>> Start DATASET EXTRACT
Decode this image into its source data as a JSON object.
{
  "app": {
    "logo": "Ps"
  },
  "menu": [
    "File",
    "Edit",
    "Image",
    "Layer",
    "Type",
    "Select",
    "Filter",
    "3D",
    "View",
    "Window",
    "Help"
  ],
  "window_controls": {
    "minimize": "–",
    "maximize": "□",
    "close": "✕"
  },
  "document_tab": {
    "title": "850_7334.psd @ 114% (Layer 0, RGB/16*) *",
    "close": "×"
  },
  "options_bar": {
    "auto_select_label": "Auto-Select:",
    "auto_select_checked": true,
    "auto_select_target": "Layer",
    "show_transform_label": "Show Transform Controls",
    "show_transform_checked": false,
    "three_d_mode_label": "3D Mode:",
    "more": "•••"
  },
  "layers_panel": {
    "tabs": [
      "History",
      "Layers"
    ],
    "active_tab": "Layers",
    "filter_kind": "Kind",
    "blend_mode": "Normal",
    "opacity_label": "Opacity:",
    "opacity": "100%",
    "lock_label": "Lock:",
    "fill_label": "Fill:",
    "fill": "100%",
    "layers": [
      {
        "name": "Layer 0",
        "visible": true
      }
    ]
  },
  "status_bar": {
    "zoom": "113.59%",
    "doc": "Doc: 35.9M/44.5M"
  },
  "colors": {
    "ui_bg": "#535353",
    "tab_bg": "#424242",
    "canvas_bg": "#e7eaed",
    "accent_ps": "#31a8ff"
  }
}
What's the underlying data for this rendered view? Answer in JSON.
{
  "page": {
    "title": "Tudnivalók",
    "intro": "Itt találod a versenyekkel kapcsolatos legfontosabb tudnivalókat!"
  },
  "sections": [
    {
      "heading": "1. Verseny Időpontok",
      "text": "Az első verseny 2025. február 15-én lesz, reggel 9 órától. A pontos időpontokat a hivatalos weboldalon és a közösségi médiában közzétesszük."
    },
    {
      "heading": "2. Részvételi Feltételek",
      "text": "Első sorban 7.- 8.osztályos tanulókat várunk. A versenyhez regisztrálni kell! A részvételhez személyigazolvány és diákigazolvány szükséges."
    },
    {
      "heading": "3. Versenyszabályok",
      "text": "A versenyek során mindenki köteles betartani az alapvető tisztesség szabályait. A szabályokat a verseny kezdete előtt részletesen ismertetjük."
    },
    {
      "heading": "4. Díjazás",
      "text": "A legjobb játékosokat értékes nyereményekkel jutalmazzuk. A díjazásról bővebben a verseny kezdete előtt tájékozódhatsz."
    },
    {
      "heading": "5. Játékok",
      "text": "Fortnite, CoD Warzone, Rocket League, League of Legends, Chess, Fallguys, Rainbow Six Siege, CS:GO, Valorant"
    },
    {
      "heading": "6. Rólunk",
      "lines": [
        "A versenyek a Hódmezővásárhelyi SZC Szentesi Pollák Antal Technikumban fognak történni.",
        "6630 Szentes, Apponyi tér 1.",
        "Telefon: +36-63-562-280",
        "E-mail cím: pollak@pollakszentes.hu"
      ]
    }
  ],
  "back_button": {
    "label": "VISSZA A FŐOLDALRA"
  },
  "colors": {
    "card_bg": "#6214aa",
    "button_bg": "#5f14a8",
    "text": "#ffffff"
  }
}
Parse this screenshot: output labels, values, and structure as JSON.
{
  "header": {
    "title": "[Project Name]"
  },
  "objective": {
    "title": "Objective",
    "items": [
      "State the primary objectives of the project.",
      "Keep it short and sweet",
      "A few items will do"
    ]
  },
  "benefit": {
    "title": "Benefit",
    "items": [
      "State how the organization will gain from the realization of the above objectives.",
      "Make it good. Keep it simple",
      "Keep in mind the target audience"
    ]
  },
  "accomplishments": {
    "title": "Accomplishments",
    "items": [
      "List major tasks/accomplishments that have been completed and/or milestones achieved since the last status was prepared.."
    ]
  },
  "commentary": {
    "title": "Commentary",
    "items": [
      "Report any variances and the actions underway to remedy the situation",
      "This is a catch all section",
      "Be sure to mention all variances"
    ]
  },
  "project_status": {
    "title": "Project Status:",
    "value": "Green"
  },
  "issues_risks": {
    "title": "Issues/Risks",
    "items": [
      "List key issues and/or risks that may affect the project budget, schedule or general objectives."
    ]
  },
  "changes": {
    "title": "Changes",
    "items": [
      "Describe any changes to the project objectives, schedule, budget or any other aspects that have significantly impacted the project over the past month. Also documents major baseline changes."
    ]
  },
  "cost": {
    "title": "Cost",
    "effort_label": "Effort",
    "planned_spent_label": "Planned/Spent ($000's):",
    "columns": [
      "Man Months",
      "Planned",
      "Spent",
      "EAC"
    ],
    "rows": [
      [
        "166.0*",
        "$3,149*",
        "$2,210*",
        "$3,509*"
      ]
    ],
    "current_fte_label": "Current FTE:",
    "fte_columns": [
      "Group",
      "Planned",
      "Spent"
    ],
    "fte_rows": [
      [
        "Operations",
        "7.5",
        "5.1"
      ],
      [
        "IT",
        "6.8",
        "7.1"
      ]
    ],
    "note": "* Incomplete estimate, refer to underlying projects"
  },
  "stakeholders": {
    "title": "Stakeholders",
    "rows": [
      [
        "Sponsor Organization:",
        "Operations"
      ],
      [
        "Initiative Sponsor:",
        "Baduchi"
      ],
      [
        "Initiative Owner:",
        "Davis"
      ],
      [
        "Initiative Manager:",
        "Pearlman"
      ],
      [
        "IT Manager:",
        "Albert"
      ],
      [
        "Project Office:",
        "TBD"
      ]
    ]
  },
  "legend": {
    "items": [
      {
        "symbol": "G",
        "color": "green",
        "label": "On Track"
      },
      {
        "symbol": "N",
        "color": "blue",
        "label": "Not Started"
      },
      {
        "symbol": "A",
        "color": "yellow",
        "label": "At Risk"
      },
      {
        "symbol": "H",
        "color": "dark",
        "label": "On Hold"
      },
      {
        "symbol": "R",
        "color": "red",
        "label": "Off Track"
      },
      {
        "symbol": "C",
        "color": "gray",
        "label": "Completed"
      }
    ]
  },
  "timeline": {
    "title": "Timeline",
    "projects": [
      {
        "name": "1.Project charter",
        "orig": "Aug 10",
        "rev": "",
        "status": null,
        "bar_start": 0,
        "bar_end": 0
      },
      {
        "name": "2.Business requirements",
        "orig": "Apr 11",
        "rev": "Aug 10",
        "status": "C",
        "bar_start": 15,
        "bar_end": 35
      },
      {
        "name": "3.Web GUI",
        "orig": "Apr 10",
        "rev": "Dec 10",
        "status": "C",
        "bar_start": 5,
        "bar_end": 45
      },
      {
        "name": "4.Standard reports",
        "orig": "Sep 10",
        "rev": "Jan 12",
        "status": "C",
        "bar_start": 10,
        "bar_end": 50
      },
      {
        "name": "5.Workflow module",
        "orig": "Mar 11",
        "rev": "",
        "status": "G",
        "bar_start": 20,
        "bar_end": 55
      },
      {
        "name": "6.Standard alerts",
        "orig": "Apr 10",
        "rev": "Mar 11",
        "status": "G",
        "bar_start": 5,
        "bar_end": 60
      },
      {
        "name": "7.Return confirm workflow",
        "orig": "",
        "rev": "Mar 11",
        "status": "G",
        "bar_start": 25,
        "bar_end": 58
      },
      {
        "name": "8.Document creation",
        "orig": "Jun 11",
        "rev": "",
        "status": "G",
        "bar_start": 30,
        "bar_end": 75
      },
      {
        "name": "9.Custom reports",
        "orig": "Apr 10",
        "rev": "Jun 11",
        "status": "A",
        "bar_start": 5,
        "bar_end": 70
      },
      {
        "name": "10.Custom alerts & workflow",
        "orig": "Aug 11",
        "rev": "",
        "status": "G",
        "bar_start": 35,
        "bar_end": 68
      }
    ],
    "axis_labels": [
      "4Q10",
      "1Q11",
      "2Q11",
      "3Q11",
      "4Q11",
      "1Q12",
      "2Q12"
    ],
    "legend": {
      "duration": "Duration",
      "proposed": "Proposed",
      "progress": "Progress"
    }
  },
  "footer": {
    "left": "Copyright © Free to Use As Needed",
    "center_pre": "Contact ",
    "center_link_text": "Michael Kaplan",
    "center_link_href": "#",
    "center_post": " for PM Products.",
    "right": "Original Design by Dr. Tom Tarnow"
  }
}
>> End DATASET EXTRACT
EXERCISE DIRECTIONS
Keep only those lines of the records that hold "Spent", and return them.

COMPLETE ANSWER
    "planned_spent_label": "Planned/Spent ($000's):",
      "Spent",
      "Spent"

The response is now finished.